# Brano fornito:

—————

Per certi versi la scena post-rock è diventata un po’ noiosa. C’è bisogno di band dal sound unico e voi siete sicuramente una di queste. Come vi siete evoluti a partire dal primo EP?
La band è nata nel 2011 per volontà di Jonas e David. Per loro era una sorta di terapia e scrivevano musica esclusivamente per il loro piacere. Poco dopo mi sono unito io ed abbiamo registrato l’EP in una sola settimana. É stato tutto molto intuitivo e non avevo alcuna esperienza come cantante. Quando sono arrivati Jan e Markus siamo diventati una live band e ci siamo sempre più avvicinati alla visione di band che avevamo fin dall’inizio. Se ascolti ‘Khartoum’ e poi i nostri due full lenght ti renderai conto che siamo cambiati molto. È stato un lungo viaggio ma è bello essere arrivati a questo punto.
In cosa pensi che ‘For What Must We Hope?’ si differenzi da ‘A Long Lost Silence’?
Abbiamo cercato di dare più varietà al nostro sound, sperimentando tecniche diverse e misurandoci sia in ambito ambient che in versanti più rock. Per scrivere le canzoni non abbiamo impiegato tanto tempo ma ce n’è voluto tanto per arrangiarle ed evolverle fino alle versioni che trovate sull’album.
Nella copertina precedente avevate inserito degli animali ed un fitto bosco. Tutti elementi riconducibili all’elemento Terra. In questo caso avete messo in primo piano un faro e quindi siamo vicini all’elemento Acqua. Col prossimo album dobbiamo attenderci qualcosa che vola?

—————

# Dati disponibili:
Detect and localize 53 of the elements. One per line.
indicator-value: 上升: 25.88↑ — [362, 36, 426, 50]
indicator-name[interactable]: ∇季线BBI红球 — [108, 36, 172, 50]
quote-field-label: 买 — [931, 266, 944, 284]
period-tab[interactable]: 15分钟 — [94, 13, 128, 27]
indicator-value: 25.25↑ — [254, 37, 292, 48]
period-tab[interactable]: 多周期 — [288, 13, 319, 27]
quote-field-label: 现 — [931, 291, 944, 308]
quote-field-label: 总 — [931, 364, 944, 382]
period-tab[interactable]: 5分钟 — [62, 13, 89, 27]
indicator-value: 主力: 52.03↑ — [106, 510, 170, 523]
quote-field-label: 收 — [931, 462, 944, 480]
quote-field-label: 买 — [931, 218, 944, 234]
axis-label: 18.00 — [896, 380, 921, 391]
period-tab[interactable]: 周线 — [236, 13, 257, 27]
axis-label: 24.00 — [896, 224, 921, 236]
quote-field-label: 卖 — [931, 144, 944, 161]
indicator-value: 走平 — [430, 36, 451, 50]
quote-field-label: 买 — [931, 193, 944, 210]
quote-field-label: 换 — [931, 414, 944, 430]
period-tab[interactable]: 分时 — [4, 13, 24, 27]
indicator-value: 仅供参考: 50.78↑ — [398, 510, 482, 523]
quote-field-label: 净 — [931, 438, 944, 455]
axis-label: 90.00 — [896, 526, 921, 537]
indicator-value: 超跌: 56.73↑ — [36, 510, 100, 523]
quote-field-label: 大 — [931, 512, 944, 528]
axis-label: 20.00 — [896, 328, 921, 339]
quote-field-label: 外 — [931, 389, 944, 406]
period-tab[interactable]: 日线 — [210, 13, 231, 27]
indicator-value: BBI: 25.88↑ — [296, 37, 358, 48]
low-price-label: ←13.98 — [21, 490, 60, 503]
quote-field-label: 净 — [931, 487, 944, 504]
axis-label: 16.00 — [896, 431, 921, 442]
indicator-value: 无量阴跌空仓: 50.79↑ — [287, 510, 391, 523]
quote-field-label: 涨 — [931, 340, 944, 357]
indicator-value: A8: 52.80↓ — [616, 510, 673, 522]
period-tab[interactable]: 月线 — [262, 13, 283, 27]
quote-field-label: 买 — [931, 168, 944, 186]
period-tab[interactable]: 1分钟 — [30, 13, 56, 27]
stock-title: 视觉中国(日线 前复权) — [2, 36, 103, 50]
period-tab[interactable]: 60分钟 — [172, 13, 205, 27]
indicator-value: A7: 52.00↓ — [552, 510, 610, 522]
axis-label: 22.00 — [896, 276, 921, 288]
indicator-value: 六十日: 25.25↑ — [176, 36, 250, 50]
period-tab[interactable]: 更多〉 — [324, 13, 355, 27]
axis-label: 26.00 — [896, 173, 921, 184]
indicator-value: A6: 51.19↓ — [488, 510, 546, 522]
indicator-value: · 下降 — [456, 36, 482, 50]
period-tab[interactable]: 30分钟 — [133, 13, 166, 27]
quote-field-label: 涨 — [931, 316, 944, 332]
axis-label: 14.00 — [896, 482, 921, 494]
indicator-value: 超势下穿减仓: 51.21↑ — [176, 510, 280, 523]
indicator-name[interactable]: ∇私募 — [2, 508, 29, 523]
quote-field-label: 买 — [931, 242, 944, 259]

—————

Prosegui l'intervista alla band post-rock a partire dall'ultima domanda riportata.

# Risultato del compito:
È possibile! L’idea è venuta a Oliver Hummel, che si era occupato anche della cover precedente e che in passato ha collaborato con altre band come Omega Massif e The Clouds Will Clear. Mi piace pensare di essere fuori dal faro, ascoltando le canzoni dell’album insieme ai nostri fan, perché ci piace connetterci col pubblico.
C’è un concept specifico dietro all’album?
No, ma tutte le canzoni sono legate al concetto di speranza o almeno a quello che noi, come musicisti ma anche come esseri umani, consideriamo portatore di speranza. Può essere positiva ma anche negativa. Può essere una guida meravigliosa nella vita. Tuttavia, se speri in cose sbagliate o irrealistiche, può rivelarsi l’esatto contrario. È difficile comprendere certi temi nel periodo che stiamo vivendo e per le liriche mi sono affidato ai filosofi greci, al cristianesimo ma anche a pensatori moderni.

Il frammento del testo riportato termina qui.